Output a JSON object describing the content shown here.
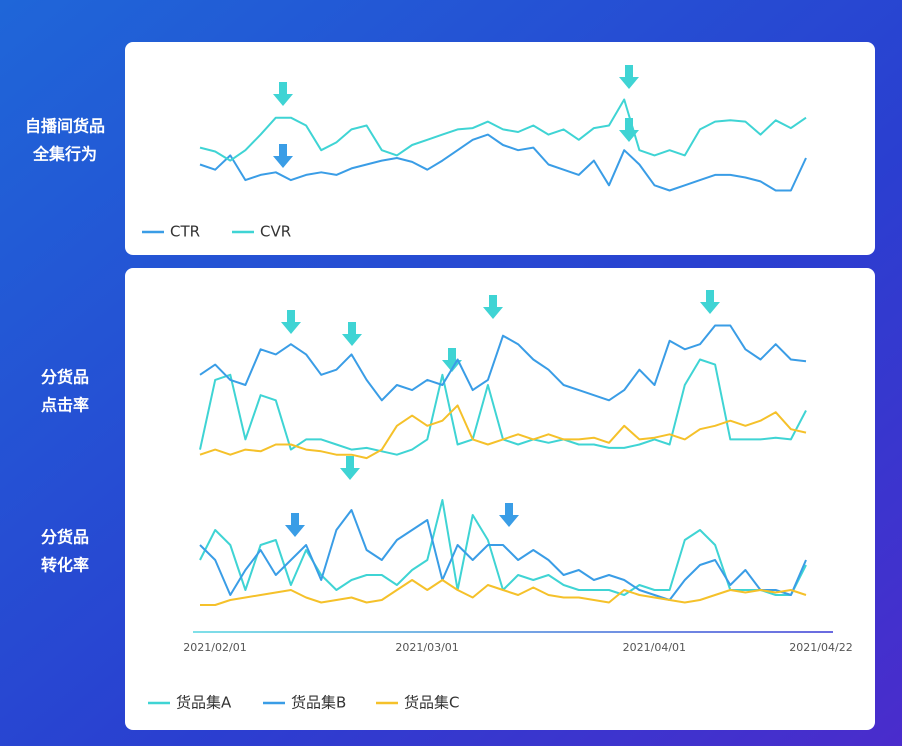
{
  "chart_data": [
    {
      "type": "line",
      "label_lines": [
        "自播间货品",
        "全集行为"
      ],
      "ylim": [
        0,
        100
      ],
      "series": [
        {
          "name": "CTR",
          "color": "#3a9de6",
          "values": [
            35,
            31,
            42,
            23,
            27,
            29,
            23,
            27,
            29,
            27,
            32,
            35,
            38,
            40,
            37,
            31,
            38,
            46,
            54,
            58,
            50,
            46,
            48,
            35,
            31,
            27,
            38,
            19,
            46,
            35,
            19,
            15,
            19,
            23,
            27,
            27,
            25,
            22,
            15,
            15,
            40
          ]
        },
        {
          "name": "CVR",
          "color": "#3fd4d4",
          "values": [
            48,
            45,
            38,
            46,
            58,
            71,
            71,
            65,
            46,
            52,
            62,
            65,
            46,
            42,
            50,
            54,
            58,
            62,
            63,
            68,
            62,
            60,
            65,
            58,
            62,
            54,
            63,
            65,
            85,
            46,
            42,
            46,
            42,
            62,
            68,
            69,
            68,
            58,
            69,
            63,
            71
          ]
        }
      ]
    },
    {
      "type": "line",
      "label_lines": [
        "分货品",
        "点击率"
      ],
      "ylim": [
        0,
        100
      ],
      "series": [
        {
          "name": "货品集A",
          "color": "#3fd4d4",
          "values": [
            12,
            53,
            56,
            18,
            44,
            41,
            12,
            18,
            18,
            15,
            12,
            13,
            11,
            9,
            12,
            18,
            56,
            15,
            18,
            50,
            18,
            15,
            18,
            16,
            18,
            15,
            15,
            13,
            13,
            15,
            18,
            15,
            50,
            65,
            62,
            18,
            18,
            18,
            19,
            18,
            35
          ]
        },
        {
          "name": "货品集B",
          "color": "#3a9de6",
          "values": [
            56,
            62,
            53,
            50,
            71,
            68,
            74,
            68,
            56,
            59,
            68,
            53,
            41,
            50,
            47,
            53,
            50,
            65,
            47,
            53,
            79,
            74,
            65,
            59,
            50,
            47,
            44,
            41,
            47,
            59,
            50,
            76,
            71,
            74,
            85,
            85,
            71,
            65,
            74,
            65,
            64
          ]
        },
        {
          "name": "货品集C",
          "color": "#f5c12a",
          "values": [
            9,
            12,
            9,
            12,
            11,
            15,
            15,
            12,
            11,
            9,
            9,
            7,
            12,
            26,
            32,
            26,
            29,
            38,
            18,
            15,
            18,
            21,
            18,
            21,
            18,
            18,
            19,
            16,
            26,
            18,
            19,
            21,
            18,
            24,
            26,
            29,
            26,
            29,
            34,
            24,
            22
          ]
        }
      ]
    },
    {
      "type": "line",
      "label_lines": [
        "分货品",
        "转化率"
      ],
      "ylim": [
        0,
        100
      ],
      "categories": [
        "2021/02/01",
        null,
        null,
        null,
        null,
        null,
        null,
        null,
        null,
        null,
        null,
        null,
        null,
        null,
        "2021/03/01",
        null,
        null,
        null,
        null,
        null,
        null,
        null,
        null,
        null,
        null,
        null,
        null,
        null,
        null,
        "2021/04/01",
        null,
        null,
        null,
        null,
        null,
        null,
        null,
        null,
        null,
        null,
        "2021/04/22"
      ],
      "series": [
        {
          "color": "#3fd4d4",
          "values": [
            44,
            68,
            56,
            20,
            56,
            60,
            24,
            52,
            32,
            20,
            28,
            32,
            32,
            24,
            36,
            44,
            92,
            20,
            80,
            60,
            20,
            32,
            28,
            32,
            24,
            20,
            20,
            20,
            16,
            24,
            20,
            20,
            60,
            68,
            56,
            20,
            20,
            20,
            16,
            16,
            40
          ]
        },
        {
          "color": "#3a9de6",
          "values": [
            56,
            44,
            16,
            36,
            52,
            32,
            44,
            56,
            28,
            68,
            84,
            52,
            44,
            60,
            68,
            76,
            28,
            56,
            44,
            56,
            56,
            44,
            52,
            44,
            32,
            36,
            28,
            32,
            28,
            20,
            16,
            12,
            28,
            40,
            44,
            24,
            36,
            20,
            20,
            16,
            44
          ]
        },
        {
          "color": "#f5c12a",
          "values": [
            8,
            8,
            12,
            14,
            16,
            18,
            20,
            14,
            10,
            12,
            14,
            10,
            12,
            20,
            28,
            20,
            28,
            20,
            14,
            24,
            20,
            16,
            22,
            16,
            14,
            14,
            12,
            10,
            20,
            16,
            14,
            12,
            10,
            12,
            16,
            20,
            18,
            20,
            18,
            20,
            16
          ]
        }
      ]
    }
  ]
}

☆ ☆ ☆ ☆ ☆

What you need to do
Every record above should come back exactly, but without its pictures.

Exercise answer
Output a JSON object describing the content shown here.
{
  "chart_data": [
    {
      "type": "line",
      "label_lines": [
        "自播间货品",
        "全集行为"
      ],
      "ylim": [
        0,
        100
      ],
      "series": [
        {
          "name": "CTR",
          "color": "#3a9de6",
          "values": [
            35,
            31,
            42,
            23,
            27,
            29,
            23,
            27,
            29,
            27,
            32,
            35,
            38,
            40,
            37,
            31,
            38,
            46,
            54,
            58,
            50,
            46,
            48,
            35,
            31,
            27,
            38,
            19,
            46,
            35,
            19,
            15,
            19,
            23,
            27,
            27,
            25,
            22,
            15,
            15,
            40
          ]
        },
        {
          "name": "CVR",
          "color": "#3fd4d4",
          "values": [
            48,
            45,
            38,
            46,
            58,
            71,
            71,
            65,
            46,
            52,
            62,
            65,
            46,
            42,
            50,
            54,
            58,
            62,
            63,
            68,
            62,
            60,
            65,
            58,
            62,
            54,
            63,
            65,
            85,
            46,
            42,
            46,
            42,
            62,
            68,
            69,
            68,
            58,
            69,
            63,
            71
          ]
        }
      ]
    },
    {
      "type": "line",
      "label_lines": [
        "分货品",
        "点击率"
      ],
      "ylim": [
        0,
        100
      ],
      "series": [
        {
          "name": "货品集A",
          "color": "#3fd4d4",
          "values": [
            12,
            53,
            56,
            18,
            44,
            41,
            12,
            18,
            18,
            15,
            12,
            13,
            11,
            9,
            12,
            18,
            56,
            15,
            18,
            50,
            18,
            15,
            18,
            16,
            18,
            15,
            15,
            13,
            13,
            15,
            18,
            15,
            50,
            65,
            62,
            18,
            18,
            18,
            19,
            18,
            35
          ]
        },
        {
          "name": "货品集B",
          "color": "#3a9de6",
          "values": [
            56,
            62,
            53,
            50,
            71,
            68,
            74,
            68,
            56,
            59,
            68,
            53,
            41,
            50,
            47,
            53,
            50,
            65,
            47,
            53,
            79,
            74,
            65,
            59,
            50,
            47,
            44,
            41,
            47,
            59,
            50,
            76,
            71,
            74,
            85,
            85,
            71,
            65,
            74,
            65,
            64
          ]
        },
        {
          "name": "货品集C",
          "color": "#f5c12a",
          "values": [
            9,
            12,
            9,
            12,
            11,
            15,
            15,
            12,
            11,
            9,
            9,
            7,
            12,
            26,
            32,
            26,
            29,
            38,
            18,
            15,
            18,
            21,
            18,
            21,
            18,
            18,
            19,
            16,
            26,
            18,
            19,
            21,
            18,
            24,
            26,
            29,
            26,
            29,
            34,
            24,
            22
          ]
        }
      ]
    },
    {
      "type": "line",
      "label_lines": [
        "分货品",
        "转化率"
      ],
      "ylim": [
        0,
        100
      ],
      "categories": [
        "2021/02/01",
        null,
        null,
        null,
        null,
        null,
        null,
        null,
        null,
        null,
        null,
        null,
        null,
        null,
        "2021/03/01",
        null,
        null,
        null,
        null,
        null,
        null,
        null,
        null,
        null,
        null,
        null,
        null,
        null,
        null,
        "2021/04/01",
        null,
        null,
        null,
        null,
        null,
        null,
        null,
        null,
        null,
        null,
        "2021/04/22"
      ],
      "series": [
        {
          "color": "#3fd4d4",
          "values": [
            44,
            68,
            56,
            20,
            56,
            60,
            24,
            52,
            32,
            20,
            28,
            32,
            32,
            24,
            36,
            44,
            92,
            20,
            80,
            60,
            20,
            32,
            28,
            32,
            24,
            20,
            20,
            20,
            16,
            24,
            20,
            20,
            60,
            68,
            56,
            20,
            20,
            20,
            16,
            16,
            40
          ]
        },
        {
          "color": "#3a9de6",
          "values": [
            56,
            44,
            16,
            36,
            52,
            32,
            44,
            56,
            28,
            68,
            84,
            52,
            44,
            60,
            68,
            76,
            28,
            56,
            44,
            56,
            56,
            44,
            52,
            44,
            32,
            36,
            28,
            32,
            28,
            20,
            16,
            12,
            28,
            40,
            44,
            24,
            36,
            20,
            20,
            16,
            44
          ]
        },
        {
          "color": "#f5c12a",
          "values": [
            8,
            8,
            12,
            14,
            16,
            18,
            20,
            14,
            10,
            12,
            14,
            10,
            12,
            20,
            28,
            20,
            28,
            20,
            14,
            24,
            20,
            16,
            22,
            16,
            14,
            14,
            12,
            10,
            20,
            16,
            14,
            12,
            10,
            12,
            16,
            20,
            18,
            20,
            18,
            20,
            16
          ]
        }
      ]
    }
  ]
}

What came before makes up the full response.